#### [Short exercise]
Output every line of the entries from the line containing "Transcribe this image's" through the last, exactly, with no other content.

#### [Records shown]
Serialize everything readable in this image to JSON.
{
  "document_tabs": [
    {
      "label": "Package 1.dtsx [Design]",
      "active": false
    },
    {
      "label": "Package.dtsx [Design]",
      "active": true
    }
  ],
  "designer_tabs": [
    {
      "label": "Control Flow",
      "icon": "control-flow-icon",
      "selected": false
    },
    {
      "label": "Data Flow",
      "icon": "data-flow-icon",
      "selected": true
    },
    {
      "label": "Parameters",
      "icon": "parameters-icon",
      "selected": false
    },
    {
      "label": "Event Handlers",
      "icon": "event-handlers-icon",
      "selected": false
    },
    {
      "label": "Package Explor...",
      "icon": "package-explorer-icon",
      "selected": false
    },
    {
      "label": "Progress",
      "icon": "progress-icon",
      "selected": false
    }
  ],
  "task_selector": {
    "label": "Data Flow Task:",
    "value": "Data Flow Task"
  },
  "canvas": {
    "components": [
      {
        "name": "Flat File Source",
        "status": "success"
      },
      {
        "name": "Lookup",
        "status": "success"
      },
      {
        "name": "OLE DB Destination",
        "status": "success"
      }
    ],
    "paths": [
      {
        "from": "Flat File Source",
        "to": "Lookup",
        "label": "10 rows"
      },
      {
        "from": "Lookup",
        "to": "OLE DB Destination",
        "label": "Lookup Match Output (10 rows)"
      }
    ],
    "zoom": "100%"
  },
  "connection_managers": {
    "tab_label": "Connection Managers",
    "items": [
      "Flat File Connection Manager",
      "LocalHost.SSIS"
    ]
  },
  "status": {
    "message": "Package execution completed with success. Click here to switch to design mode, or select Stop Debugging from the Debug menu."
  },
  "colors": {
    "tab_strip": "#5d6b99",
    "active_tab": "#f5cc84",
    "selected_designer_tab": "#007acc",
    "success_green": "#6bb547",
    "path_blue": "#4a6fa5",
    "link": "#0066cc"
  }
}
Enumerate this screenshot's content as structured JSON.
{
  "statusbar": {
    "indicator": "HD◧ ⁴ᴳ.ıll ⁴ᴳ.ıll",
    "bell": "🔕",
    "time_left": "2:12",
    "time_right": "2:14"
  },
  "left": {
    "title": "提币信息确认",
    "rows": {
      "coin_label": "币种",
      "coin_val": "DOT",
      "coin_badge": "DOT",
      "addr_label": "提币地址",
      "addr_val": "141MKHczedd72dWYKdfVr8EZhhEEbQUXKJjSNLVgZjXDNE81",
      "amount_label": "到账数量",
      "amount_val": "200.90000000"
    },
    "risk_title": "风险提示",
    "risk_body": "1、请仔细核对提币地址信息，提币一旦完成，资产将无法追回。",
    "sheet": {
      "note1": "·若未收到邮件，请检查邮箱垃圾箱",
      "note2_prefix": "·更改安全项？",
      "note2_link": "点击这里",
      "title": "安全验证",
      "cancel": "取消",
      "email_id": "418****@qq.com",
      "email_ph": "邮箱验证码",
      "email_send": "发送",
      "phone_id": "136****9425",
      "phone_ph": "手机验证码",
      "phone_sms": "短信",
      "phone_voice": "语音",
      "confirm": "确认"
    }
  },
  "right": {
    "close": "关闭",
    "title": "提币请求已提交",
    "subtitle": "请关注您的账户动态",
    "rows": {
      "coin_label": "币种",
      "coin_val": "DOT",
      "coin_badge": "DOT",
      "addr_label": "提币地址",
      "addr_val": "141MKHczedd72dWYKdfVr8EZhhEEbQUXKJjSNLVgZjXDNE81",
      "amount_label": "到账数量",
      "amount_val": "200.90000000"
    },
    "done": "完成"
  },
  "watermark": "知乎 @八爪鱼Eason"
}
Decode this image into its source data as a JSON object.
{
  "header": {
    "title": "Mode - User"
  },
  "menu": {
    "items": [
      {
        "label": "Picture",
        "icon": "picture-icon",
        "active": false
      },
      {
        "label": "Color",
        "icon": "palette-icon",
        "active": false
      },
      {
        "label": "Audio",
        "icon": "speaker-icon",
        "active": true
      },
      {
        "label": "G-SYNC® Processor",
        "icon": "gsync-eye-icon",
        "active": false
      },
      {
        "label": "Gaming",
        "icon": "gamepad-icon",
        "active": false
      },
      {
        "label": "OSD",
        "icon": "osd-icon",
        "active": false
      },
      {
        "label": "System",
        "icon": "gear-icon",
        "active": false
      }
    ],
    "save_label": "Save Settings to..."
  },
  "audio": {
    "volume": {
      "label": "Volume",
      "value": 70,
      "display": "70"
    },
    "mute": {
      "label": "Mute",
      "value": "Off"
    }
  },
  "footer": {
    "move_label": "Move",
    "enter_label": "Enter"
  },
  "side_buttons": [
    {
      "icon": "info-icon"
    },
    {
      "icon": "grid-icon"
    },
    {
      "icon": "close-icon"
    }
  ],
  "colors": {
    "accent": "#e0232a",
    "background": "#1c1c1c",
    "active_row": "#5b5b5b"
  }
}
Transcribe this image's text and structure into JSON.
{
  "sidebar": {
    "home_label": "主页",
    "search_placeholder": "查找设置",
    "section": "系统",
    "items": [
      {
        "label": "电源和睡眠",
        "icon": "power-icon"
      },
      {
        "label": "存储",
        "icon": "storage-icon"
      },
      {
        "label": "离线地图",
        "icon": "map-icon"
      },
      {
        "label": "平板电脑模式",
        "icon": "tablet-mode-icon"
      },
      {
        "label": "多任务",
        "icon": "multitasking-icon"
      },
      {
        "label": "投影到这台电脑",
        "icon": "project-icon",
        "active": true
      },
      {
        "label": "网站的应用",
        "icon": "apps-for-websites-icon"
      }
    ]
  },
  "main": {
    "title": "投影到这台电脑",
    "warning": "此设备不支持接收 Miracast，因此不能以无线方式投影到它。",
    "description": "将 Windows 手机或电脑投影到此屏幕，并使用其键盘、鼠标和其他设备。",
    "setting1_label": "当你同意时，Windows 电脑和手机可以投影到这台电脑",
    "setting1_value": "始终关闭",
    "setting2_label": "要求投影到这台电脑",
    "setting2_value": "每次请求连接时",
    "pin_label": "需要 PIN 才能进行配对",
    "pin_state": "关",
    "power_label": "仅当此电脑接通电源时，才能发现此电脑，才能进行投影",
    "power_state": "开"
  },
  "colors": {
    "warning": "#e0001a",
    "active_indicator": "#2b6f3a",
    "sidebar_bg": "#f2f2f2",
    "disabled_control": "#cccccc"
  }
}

#### [Solution below]
Transcribe this image's text and structure into JSON.
{
  "sidebar": {
    "home_label": "主页",
    "search_placeholder": "查找设置",
    "section": "系统",
    "items": [
      {
        "label": "电源和睡眠",
        "icon": "power-icon"
      },
      {
        "label": "存储",
        "icon": "storage-icon"
      },
      {
        "label": "离线地图",
        "icon": "map-icon"
      },
      {
        "label": "平板电脑模式",
        "icon": "tablet-mode-icon"
      },
      {
        "label": "多任务",
        "icon": "multitasking-icon"
      },
      {
        "label": "投影到这台电脑",
        "icon": "project-icon",
        "active": true
      },
      {
        "label": "网站的应用",
        "icon": "apps-for-websites-icon"
      }
    ]
  },
  "main": {
    "title": "投影到这台电脑",
    "warning": "此设备不支持接收 Miracast，因此不能以无线方式投影到它。",
    "description": "将 Windows 手机或电脑投影到此屏幕，并使用其键盘、鼠标和其他设备。",
    "setting1_label": "当你同意时，Windows 电脑和手机可以投影到这台电脑",
    "setting1_value": "始终关闭",
    "setting2_label": "要求投影到这台电脑",
    "setting2_value": "每次请求连接时",
    "pin_label": "需要 PIN 才能进行配对",
    "pin_state": "关",
    "power_label": "仅当此电脑接通电源时，才能发现此电脑，才能进行投影",
    "power_state": "开"
  },
  "colors": {
    "warning": "#e0001a",
    "active_indicator": "#2b6f3a",
    "sidebar_bg": "#f2f2f2",
    "disabled_control": "#cccccc"
  }
}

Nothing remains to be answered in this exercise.